[Start of Extracted information]

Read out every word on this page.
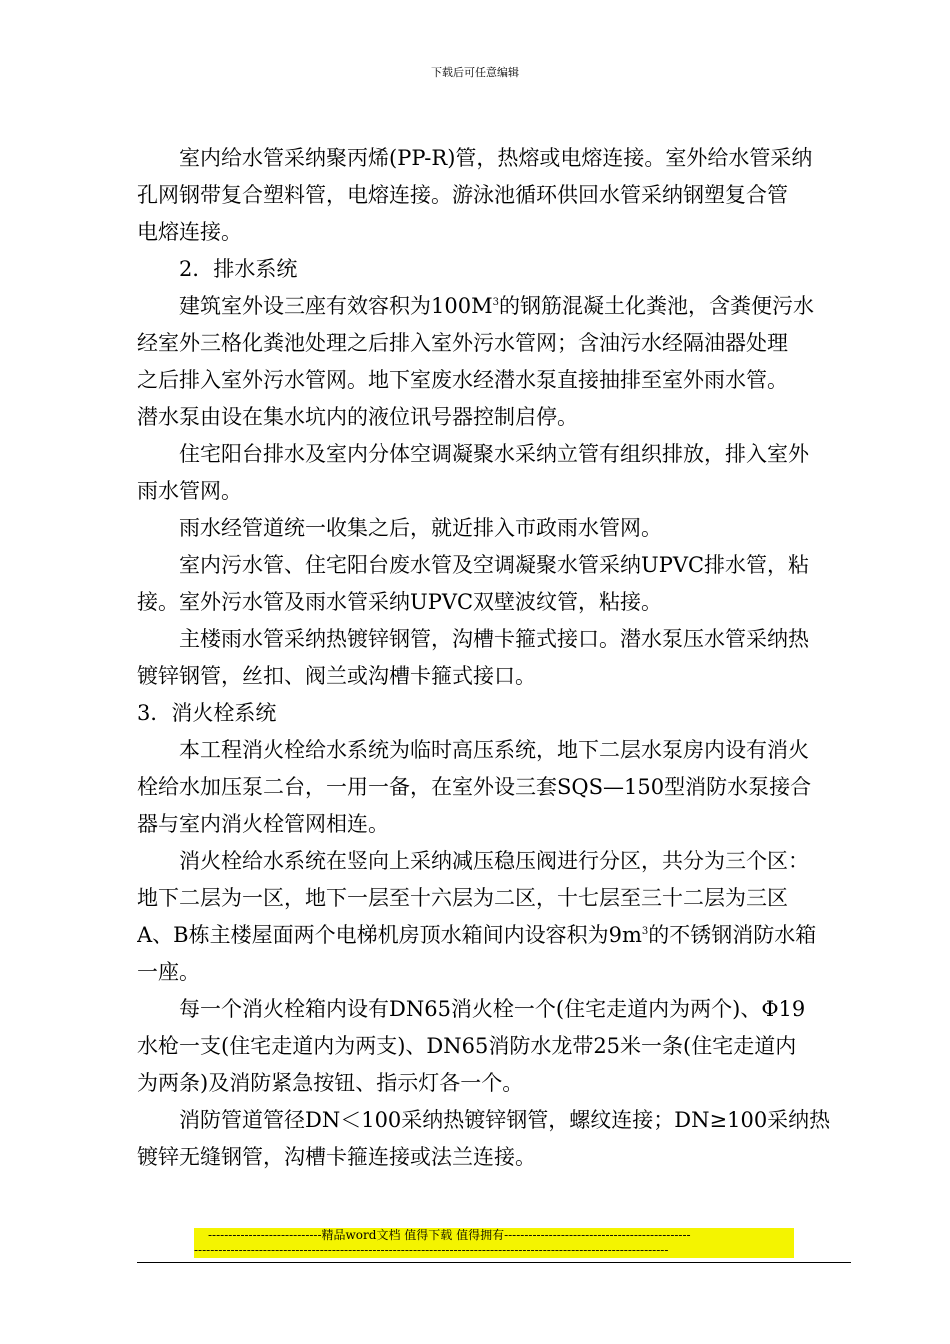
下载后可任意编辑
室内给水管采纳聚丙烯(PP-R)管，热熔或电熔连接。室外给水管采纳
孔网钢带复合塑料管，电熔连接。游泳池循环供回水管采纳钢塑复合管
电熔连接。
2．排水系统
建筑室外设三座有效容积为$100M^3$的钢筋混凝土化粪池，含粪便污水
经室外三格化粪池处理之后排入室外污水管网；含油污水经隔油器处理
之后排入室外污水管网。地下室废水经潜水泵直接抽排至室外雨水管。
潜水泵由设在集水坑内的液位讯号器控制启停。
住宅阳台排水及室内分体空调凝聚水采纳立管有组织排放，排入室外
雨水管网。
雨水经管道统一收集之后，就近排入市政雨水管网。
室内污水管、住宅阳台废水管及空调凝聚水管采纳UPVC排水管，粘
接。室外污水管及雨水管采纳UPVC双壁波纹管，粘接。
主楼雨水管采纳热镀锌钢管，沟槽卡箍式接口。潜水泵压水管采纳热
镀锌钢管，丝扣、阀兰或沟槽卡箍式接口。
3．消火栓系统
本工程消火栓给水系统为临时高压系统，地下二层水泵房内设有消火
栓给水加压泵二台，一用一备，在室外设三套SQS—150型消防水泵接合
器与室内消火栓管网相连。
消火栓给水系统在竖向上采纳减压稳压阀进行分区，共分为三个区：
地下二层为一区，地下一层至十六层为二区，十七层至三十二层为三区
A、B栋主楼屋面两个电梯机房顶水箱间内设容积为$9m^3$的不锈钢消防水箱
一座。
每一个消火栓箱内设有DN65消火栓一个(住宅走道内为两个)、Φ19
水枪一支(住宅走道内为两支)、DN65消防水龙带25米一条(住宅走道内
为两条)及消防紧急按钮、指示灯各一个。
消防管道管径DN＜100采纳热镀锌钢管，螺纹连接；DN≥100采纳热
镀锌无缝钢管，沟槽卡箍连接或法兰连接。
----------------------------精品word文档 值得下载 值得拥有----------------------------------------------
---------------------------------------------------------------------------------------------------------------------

[End of Extracted information]
[Start of Extracted information]

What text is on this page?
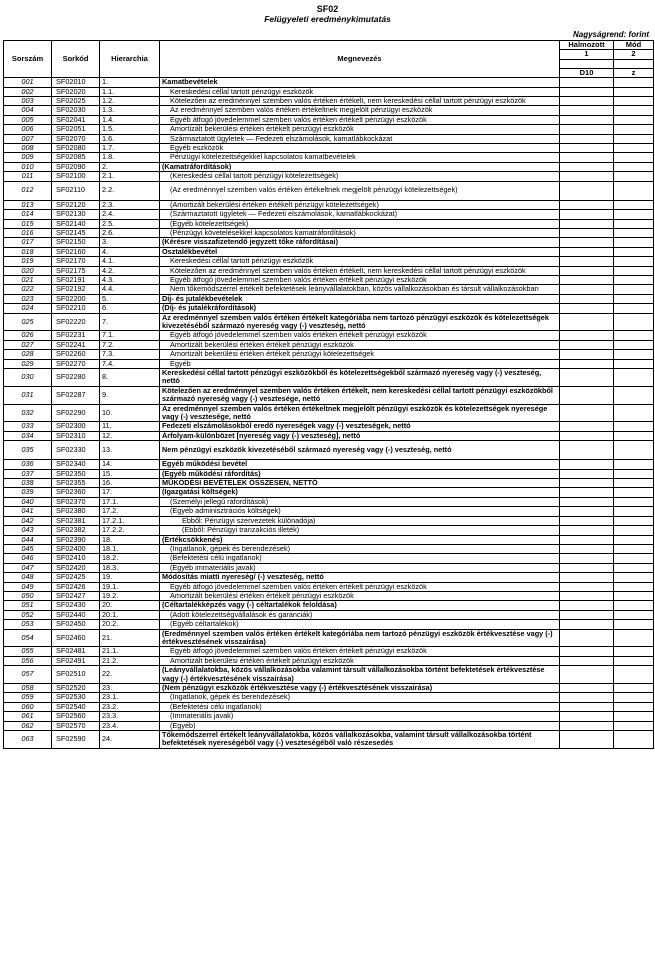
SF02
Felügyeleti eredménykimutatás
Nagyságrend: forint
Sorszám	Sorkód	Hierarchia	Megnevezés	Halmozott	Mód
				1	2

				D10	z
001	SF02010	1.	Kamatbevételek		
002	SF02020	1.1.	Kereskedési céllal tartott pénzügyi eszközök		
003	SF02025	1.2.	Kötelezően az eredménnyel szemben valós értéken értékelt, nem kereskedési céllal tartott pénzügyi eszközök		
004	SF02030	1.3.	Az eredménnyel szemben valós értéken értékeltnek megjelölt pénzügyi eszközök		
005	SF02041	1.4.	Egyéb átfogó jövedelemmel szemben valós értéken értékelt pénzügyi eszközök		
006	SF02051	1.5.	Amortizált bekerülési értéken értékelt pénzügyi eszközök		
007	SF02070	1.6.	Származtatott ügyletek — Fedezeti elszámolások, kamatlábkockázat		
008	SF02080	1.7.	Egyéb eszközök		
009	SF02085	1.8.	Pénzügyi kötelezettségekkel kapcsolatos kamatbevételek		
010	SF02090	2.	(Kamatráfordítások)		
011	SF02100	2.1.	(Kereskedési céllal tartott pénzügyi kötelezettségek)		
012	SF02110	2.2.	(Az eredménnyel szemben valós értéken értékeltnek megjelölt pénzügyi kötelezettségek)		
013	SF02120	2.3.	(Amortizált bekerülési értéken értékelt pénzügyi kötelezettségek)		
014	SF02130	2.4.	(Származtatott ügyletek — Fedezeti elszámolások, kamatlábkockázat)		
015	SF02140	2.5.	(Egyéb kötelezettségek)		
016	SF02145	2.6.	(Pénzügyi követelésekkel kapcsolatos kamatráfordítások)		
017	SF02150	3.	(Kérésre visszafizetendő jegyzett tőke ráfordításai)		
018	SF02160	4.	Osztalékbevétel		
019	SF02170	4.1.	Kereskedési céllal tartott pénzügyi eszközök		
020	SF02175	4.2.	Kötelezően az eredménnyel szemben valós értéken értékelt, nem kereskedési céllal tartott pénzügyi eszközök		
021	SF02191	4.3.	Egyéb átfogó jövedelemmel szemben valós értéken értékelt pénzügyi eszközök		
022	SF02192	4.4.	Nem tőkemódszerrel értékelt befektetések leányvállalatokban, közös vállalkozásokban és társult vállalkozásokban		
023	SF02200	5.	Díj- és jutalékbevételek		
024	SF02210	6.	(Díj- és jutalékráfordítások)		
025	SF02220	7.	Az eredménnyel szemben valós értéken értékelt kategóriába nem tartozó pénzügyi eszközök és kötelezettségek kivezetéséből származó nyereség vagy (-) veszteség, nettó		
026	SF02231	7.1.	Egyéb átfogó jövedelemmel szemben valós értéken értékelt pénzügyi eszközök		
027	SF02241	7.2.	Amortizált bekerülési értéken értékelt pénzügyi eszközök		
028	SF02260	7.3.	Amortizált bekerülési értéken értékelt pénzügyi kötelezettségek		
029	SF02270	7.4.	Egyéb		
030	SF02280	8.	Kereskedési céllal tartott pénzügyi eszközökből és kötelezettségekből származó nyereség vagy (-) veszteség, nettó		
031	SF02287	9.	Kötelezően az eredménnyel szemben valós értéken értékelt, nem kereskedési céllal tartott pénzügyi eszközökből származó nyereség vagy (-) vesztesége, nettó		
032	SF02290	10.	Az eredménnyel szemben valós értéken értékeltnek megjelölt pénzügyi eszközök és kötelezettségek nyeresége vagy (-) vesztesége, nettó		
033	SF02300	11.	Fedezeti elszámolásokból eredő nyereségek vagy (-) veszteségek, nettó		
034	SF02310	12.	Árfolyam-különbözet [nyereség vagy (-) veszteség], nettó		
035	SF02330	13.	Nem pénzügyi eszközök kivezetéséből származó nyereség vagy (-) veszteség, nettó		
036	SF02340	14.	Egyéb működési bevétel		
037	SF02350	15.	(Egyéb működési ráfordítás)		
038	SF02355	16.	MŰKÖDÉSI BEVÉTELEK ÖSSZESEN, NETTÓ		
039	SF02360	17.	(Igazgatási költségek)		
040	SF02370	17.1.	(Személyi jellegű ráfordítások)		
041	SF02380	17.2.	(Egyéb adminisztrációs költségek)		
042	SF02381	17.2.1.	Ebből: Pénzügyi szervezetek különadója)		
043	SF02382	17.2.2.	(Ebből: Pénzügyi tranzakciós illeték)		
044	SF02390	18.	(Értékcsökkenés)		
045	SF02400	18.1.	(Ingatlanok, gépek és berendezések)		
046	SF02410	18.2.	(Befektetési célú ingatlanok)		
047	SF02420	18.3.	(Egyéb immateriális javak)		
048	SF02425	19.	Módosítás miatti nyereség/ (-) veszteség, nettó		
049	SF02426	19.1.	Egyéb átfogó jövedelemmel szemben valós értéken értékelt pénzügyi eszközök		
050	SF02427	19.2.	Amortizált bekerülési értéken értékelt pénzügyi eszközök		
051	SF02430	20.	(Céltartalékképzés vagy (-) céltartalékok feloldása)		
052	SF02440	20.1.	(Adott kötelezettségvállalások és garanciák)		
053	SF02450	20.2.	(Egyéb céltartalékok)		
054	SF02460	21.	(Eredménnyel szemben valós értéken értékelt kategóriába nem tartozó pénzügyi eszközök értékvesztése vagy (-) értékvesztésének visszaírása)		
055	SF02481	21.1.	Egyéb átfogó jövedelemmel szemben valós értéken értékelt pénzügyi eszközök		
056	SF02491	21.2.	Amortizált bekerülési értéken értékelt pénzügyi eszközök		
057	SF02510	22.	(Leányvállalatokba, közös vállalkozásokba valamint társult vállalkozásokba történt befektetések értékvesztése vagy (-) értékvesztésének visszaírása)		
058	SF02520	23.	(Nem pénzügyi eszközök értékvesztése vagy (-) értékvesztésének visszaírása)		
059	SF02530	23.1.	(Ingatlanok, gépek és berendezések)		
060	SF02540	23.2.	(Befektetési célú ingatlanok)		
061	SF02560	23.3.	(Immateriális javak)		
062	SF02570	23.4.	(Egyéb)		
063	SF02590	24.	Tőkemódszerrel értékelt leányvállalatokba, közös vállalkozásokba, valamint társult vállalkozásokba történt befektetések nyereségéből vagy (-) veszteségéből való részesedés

[End of Extracted information]
[Start of Extracted information]

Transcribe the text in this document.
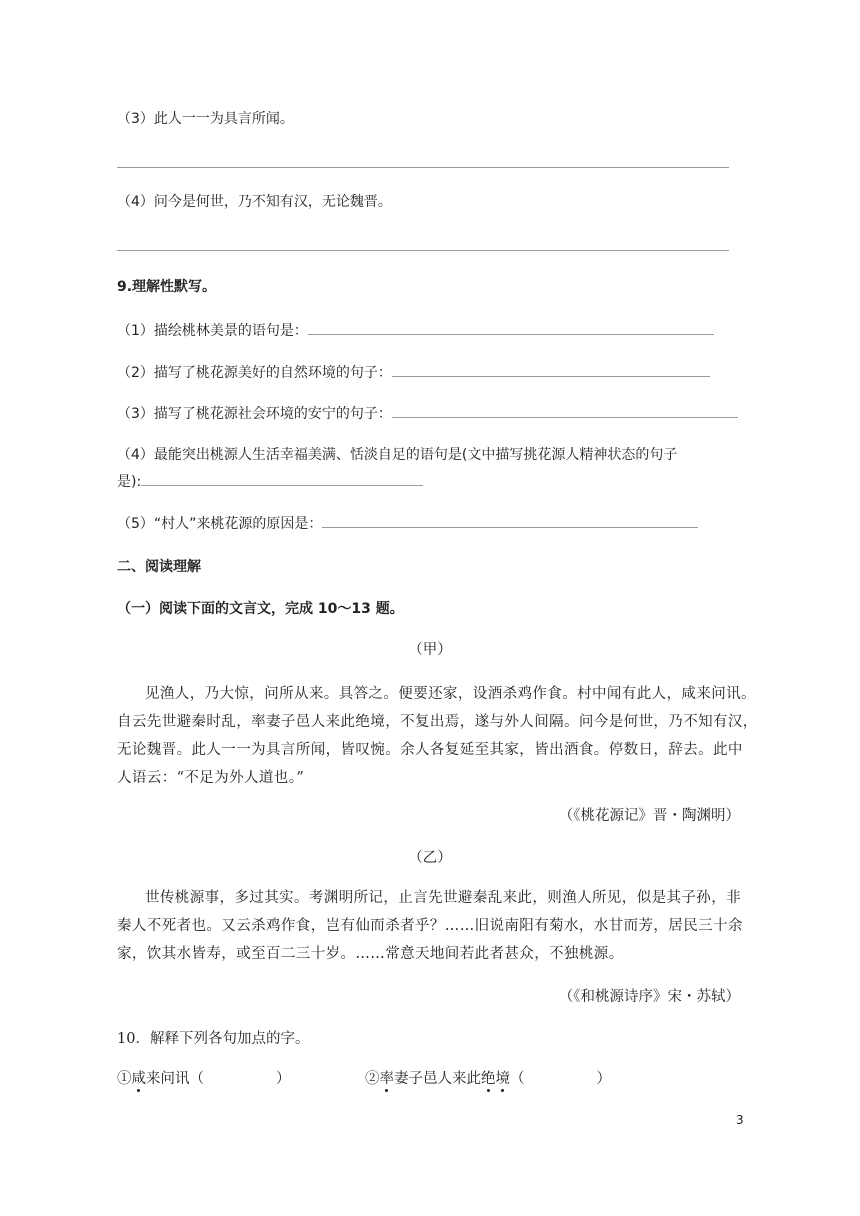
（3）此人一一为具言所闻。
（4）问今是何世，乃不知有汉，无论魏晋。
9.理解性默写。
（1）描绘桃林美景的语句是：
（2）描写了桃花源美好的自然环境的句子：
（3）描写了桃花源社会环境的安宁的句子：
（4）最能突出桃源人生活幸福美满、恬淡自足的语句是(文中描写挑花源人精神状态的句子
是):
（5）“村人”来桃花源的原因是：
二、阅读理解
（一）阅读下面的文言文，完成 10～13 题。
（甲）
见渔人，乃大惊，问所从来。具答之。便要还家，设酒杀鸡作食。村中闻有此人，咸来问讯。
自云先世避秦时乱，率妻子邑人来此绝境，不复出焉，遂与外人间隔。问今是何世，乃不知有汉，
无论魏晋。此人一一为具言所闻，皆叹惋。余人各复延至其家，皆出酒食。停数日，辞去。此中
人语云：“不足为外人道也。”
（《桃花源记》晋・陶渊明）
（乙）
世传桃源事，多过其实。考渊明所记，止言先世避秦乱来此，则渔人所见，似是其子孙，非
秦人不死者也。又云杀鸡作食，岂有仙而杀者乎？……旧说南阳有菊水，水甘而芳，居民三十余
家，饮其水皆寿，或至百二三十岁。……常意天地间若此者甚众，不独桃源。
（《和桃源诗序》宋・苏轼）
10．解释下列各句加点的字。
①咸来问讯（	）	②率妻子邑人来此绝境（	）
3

[End of Extracted information]

**Problem to work on**:
Only the number is wanted: how many lines of the data contain the word "befektetések"?

**Answer to this exercise**:
3